» **Exercise instructions**:
Restate each entry word for word, leaving nothing out.

» **Data shown**:
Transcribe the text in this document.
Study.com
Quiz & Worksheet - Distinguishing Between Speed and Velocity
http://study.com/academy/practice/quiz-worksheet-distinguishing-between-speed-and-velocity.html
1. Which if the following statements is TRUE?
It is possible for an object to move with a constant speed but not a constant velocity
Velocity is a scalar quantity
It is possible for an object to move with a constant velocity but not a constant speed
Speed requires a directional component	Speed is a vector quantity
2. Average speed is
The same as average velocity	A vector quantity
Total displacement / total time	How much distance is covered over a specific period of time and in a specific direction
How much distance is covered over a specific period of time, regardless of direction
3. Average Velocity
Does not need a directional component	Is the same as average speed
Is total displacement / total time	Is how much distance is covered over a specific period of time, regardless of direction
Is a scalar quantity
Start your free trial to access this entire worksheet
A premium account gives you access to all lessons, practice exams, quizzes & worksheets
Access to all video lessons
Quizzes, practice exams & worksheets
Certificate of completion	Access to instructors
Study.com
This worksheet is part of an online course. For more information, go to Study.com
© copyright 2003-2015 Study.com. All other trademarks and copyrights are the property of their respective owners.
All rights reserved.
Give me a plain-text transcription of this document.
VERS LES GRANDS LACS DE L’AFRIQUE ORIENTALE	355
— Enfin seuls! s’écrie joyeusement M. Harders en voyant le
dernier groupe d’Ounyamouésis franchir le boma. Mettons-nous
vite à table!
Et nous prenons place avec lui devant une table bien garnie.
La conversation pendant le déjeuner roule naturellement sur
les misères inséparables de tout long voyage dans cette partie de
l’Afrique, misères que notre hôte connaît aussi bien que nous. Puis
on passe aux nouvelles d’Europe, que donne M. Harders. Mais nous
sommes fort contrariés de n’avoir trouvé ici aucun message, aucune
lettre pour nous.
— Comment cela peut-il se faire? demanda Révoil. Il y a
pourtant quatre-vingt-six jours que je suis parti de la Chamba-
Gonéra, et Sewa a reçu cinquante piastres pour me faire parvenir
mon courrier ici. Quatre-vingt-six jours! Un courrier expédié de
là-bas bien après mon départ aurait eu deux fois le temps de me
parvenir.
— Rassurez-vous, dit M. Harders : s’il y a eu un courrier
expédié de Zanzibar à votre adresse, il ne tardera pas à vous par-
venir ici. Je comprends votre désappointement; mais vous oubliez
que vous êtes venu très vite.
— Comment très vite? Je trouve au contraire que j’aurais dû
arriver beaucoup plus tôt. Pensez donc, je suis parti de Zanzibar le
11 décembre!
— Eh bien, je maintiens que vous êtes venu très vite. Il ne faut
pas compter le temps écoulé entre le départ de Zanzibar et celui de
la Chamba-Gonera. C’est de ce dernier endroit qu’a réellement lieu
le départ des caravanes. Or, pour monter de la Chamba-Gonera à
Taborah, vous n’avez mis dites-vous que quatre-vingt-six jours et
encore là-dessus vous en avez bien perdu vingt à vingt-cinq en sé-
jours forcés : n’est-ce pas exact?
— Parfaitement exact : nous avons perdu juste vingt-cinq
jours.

» **Task response**:
Transcribe the text in this document.
Study.com
Quiz & Worksheet - Distinguishing Between Speed and Velocity
http://study.com/academy/practice/quiz-worksheet-distinguishing-between-speed-and-velocity.html
1. Which if the following statements is TRUE?
It is possible for an object to move with a constant speed but not a constant velocity
Velocity is a scalar quantity
It is possible for an object to move with a constant velocity but not a constant speed
Speed requires a directional component	Speed is a vector quantity
2. Average speed is
The same as average velocity	A vector quantity
Total displacement / total time	How much distance is covered over a specific period of time and in a specific direction
How much distance is covered over a specific period of time, regardless of direction
3. Average Velocity
Does not need a directional component	Is the same as average speed
Is total displacement / total time	Is how much distance is covered over a specific period of time, regardless of direction
Is a scalar quantity
Start your free trial to access this entire worksheet
A premium account gives you access to all lessons, practice exams, quizzes & worksheets
Access to all video lessons
Quizzes, practice exams & worksheets
Certificate of completion	Access to instructors
Study.com
This worksheet is part of an online course. For more information, go to Study.com
© copyright 2003-2015 Study.com. All other trademarks and copyrights are the property of their respective owners.
All rights reserved.
Give me a plain-text transcription of this document.
VERS LES GRANDS LACS DE L’AFRIQUE ORIENTALE	355
— Enfin seuls! s’écrie joyeusement M. Harders en voyant le
dernier groupe d’Ounyamouésis franchir le boma. Mettons-nous
vite à table!
Et nous prenons place avec lui devant une table bien garnie.
La conversation pendant le déjeuner roule naturellement sur
les misères inséparables de tout long voyage dans cette partie de
l’Afrique, misères que notre hôte connaît aussi bien que nous. Puis
on passe aux nouvelles d’Europe, que donne M. Harders. Mais nous
sommes fort contrariés de n’avoir trouvé ici aucun message, aucune
lettre pour nous.
— Comment cela peut-il se faire? demanda Révoil. Il y a
pourtant quatre-vingt-six jours que je suis parti de la Chamba-
Gonéra, et Sewa a reçu cinquante piastres pour me faire parvenir
mon courrier ici. Quatre-vingt-six jours! Un courrier expédié de
là-bas bien après mon départ aurait eu deux fois le temps de me
parvenir.
— Rassurez-vous, dit M. Harders : s’il y a eu un courrier
expédié de Zanzibar à votre adresse, il ne tardera pas à vous par-
venir ici. Je comprends votre désappointement; mais vous oubliez
que vous êtes venu très vite.
— Comment très vite? Je trouve au contraire que j’aurais dû
arriver beaucoup plus tôt. Pensez donc, je suis parti de Zanzibar le
11 décembre!
— Eh bien, je maintiens que vous êtes venu très vite. Il ne faut
pas compter le temps écoulé entre le départ de Zanzibar et celui de
la Chamba-Gonera. C’est de ce dernier endroit qu’a réellement lieu
le départ des caravanes. Or, pour monter de la Chamba-Gonera à
Taborah, vous n’avez mis dites-vous que quatre-vingt-six jours et
encore là-dessus vous en avez bien perdu vingt à vingt-cinq en sé-
jours forcés : n’est-ce pas exact?
— Parfaitement exact : nous avons perdu juste vingt-cinq
jours.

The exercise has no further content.